Supplied information →

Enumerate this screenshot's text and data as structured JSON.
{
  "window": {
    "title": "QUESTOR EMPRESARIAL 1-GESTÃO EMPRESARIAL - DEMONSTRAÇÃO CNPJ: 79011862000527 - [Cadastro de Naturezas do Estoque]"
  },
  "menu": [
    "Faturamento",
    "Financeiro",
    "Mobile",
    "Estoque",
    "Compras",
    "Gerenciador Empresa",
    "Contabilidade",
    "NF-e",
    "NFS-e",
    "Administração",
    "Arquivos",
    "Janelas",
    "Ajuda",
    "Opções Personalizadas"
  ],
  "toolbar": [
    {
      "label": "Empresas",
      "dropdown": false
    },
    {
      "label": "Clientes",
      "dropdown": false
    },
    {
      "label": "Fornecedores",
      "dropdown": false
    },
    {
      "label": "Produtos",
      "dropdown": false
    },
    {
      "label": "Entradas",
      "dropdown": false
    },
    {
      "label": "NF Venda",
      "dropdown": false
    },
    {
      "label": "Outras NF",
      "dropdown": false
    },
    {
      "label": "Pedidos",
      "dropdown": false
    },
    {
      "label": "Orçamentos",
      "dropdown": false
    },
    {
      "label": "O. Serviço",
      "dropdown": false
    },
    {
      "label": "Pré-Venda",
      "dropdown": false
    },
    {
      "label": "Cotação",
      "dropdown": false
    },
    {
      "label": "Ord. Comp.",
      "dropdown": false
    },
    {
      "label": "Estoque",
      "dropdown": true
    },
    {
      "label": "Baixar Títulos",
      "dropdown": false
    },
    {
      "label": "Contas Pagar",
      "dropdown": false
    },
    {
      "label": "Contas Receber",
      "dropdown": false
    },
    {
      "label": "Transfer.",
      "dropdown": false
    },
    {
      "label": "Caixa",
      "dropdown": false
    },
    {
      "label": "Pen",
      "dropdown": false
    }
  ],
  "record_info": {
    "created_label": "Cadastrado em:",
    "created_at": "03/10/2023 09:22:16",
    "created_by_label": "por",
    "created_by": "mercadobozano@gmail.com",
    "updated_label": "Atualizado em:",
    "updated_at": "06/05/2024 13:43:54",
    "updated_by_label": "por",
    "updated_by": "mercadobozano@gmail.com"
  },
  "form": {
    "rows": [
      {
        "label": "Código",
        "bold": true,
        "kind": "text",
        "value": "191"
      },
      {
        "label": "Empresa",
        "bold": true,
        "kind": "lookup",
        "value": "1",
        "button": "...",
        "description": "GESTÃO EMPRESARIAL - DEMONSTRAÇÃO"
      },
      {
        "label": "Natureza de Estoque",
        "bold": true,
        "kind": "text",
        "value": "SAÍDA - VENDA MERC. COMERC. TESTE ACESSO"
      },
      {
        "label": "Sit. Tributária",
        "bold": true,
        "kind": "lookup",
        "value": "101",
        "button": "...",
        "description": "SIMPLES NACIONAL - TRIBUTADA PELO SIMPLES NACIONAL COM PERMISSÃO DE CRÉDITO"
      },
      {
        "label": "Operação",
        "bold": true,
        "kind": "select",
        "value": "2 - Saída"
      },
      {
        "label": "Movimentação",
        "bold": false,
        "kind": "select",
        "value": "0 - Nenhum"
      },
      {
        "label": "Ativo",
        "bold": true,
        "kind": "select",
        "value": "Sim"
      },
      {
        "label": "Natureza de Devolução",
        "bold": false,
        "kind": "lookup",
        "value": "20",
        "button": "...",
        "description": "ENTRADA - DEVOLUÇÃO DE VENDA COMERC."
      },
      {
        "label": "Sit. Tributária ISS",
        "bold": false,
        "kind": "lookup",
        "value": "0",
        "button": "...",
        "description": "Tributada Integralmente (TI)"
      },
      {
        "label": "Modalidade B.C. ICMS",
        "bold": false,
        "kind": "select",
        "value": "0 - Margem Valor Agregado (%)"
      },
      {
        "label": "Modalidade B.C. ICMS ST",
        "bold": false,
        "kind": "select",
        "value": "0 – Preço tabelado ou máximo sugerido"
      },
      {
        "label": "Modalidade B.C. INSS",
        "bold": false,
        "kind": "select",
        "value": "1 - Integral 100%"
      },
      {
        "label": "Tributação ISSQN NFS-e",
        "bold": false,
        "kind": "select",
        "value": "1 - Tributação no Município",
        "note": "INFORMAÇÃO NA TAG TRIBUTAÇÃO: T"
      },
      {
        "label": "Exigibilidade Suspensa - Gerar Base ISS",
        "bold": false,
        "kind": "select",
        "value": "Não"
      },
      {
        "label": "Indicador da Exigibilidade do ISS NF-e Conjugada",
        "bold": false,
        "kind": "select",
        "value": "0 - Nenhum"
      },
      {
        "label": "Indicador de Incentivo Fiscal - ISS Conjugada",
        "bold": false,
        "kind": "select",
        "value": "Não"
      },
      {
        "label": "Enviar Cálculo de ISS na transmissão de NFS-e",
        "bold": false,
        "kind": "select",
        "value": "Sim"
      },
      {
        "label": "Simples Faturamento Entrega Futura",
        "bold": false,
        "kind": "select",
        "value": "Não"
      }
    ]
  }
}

Required work →
Pick out the lines that contain "GESTÃO" and copy them.

Answer to this task →
    "title": "QUESTOR EMPRESARIAL 1-GESTÃO EMPRESARIAL - DEMONSTRAÇÃO CNPJ: 79011862000527 - [Cadastro de Naturezas do Estoque]"
        "description": "GESTÃO EMPRESARIAL - DEMONSTRAÇÃO"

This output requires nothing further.